Killing Patton: The Strange Death of World War II's Most Audacious General by Bill O'Reilly


  At first Eisenhower privately mocked Montgomery’s strategy, joking that the plan was a “pencil-like thrust.” But Montgomery has worn him down. Monty is enormously popular in Britain, and many British people believe it is outrageously unjust, after all their suffering, that an American now commands all ground troops in Europe. Eisenhower has appeased Britain by placing Montgomery in charge of the Rhine offensive.

  George Patton sees the underlying motives in Eisenhower’s determination to remain popular. “Before long, Ike will be running for President,” Patton tells one of his top generals. “You think I’m joking? Just wait and see.”

  Patton will be proven correct. On November 4, 1952, Dwight Eisenhower will be elected the thirty-fourth president of the United States.6

  On a tactical level, it is clear that Eisenhower’s broad-front strategy is the best possible method of attacking Germany. But in yet another example of attempting to make the popular choice, Eisenhower has temporarily discarded the strategy. Montgomery and Operation Plunder will be the focus of the Allied advance. But Montgomery’s notorious caution on the battlefield, combined with the likelihood that his plan to attack through the industrial and heavily populated Ruhr region of Germany will mean bitter fighting and heavy Allied casualties, could very well spell disaster. So Eisenhower knows he needs Patton as a backup in case the Montgomery offensive doesn’t work.

  Thus, the war has once again become a personal competition between Patton and Montgomery—and once again, Monty seems to have the advantage.

  Eisenhower is giving Monty and his Twenty-First Army Group all the manpower, ammunition, gasoline, and bridging supplies they need to cross the Rhine at the northern town of Wesel and push on to Berlin, while Patton and the Third Army stay south, content with destroying the Siegfried Line.

  It looks like, this time, Montgomery will be the victor, making the decisive thrust across the Rhine and venturing the final three hundred miles to Berlin, and glory.

  * * *

  “If Ike stops holding Monty’s hand and gives me the supplies, I’ll go through the Siegfried Line like shit through a goose,” Patton has promised a British newspaper reporter.

  As the days tick down to Operation Plunder, Patton’s army surrounds the Wehrmacht in southern Germany, capturing sixty thousand prisoners and ten thousand square miles of German countryside in two weeks. The Siegfried Line proves no match for the Third Army. Patton’s forces are everywhere. Even in remote regions such as the Hunsrück Mountains hundreds of tanks and infantry units are seen rolling down roads long considered “impassable to armor.”

  “The enemy,” notes one American soldier, is “a beaten mass of men, women, and children, interspersed with diehard Nazis.”

#### [Given data]

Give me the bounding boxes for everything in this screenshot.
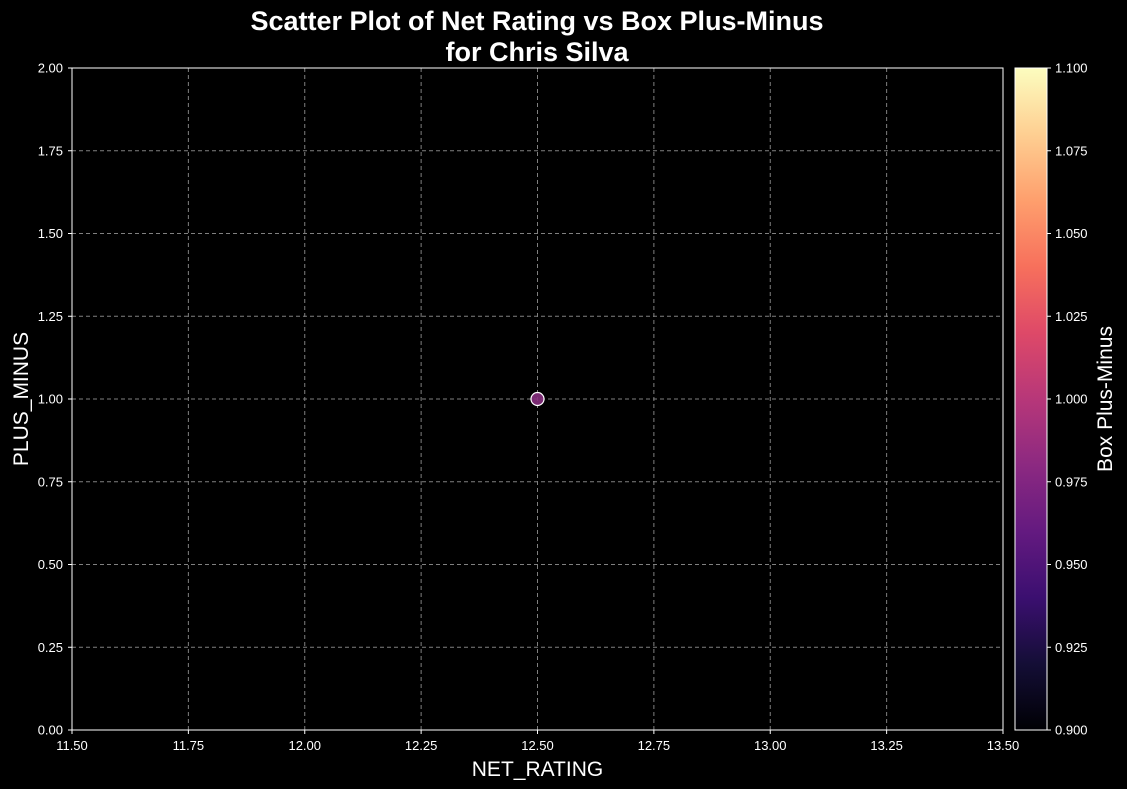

#### [Instructions]
• A. In the Patton excerpt, how many prisoners does the Third Army capture in two weeks?
• B. Revise the Patton excerpt from "It looks like, this" to "Berlin, and glory.", substituting "winner" for "victor".
• C. Continue the Patton excerpt beyond its last sentence.

#### [In response]
• A. Sixty thousand.

• B.
It looks like, this time, Montgomery will be the winner, making the decisive thrust across the Rhine and venturing the final three hundred miles to Berlin, and glory.

• C.
  Patton writes candidly to Beatrice about the condition of the German people. “I saw one woman with a perambulator full of her worldly goods sitting by it on a hill, crying. An old man with a wheelbarrow and three little children wringing his hands. A woman with five children and a tin cup crying. In hundreds of villages there is not a living thing, not even a chicken. Most of the houses are heaps and stones. They brought it on themselves, but these poor peasants are not responsible.

  Beatrice Patton

  “I am getting soft?” Patton asks Beatrice rhetorically.

  * * *

  Predictably, Montgomery waits. The British commander is assembling the largest amphibious operation since D-day. His staff checks and rechecks every detail, from the perceived numerical superiority of Allied forces to the number of assault boats that will be required to cross the Rhine, and even to the tonnage of munitions that British bombers will drop on Wesel to set it ablaze and thus root out any concealed German resistance.

  Meanwhile, Patton attacks. His Palatinate campaign will go down in history as one of the great strategies of the war. Even the Germans will say so. And their praise for Patton is evidence of their enormous respect for the general. “The greatest threat,” a captured German officer reveals during his interrogation, “was the whereabouts of the feared U.S. Army.” George Patton is always the topic of military discussion. “Where is he? When will he attack? Where? How? With what?”

  Lt. Col. Freiherr von Wangenheim will go on to add, “General Patton is the most feared general on all fronts … The tactics of General Patton are daring and unpredictable … He is the most modern general and the best commander of armored and infantry troops combined.”

  Patton’s tanks are riding roughshod over the rugged countryside. After the staggering setback at Metz six months ago, Patton has shown what he’s made of at Bastogne and now at the Palatinate.

  “We are the eighth wonder of the world,” Patton says of the Third Army on March 19, congratulating himself on yet another success. “And I had to beg, lie and steal to get started.”

  Patton’s forces capture the pivotal city of Koblenz, at the confluence of the Rhine and Moselle Rivers. He now has eight full divisions lined up along the western shore of the Rhine, the tank barrels aimed directly at the eastern bank.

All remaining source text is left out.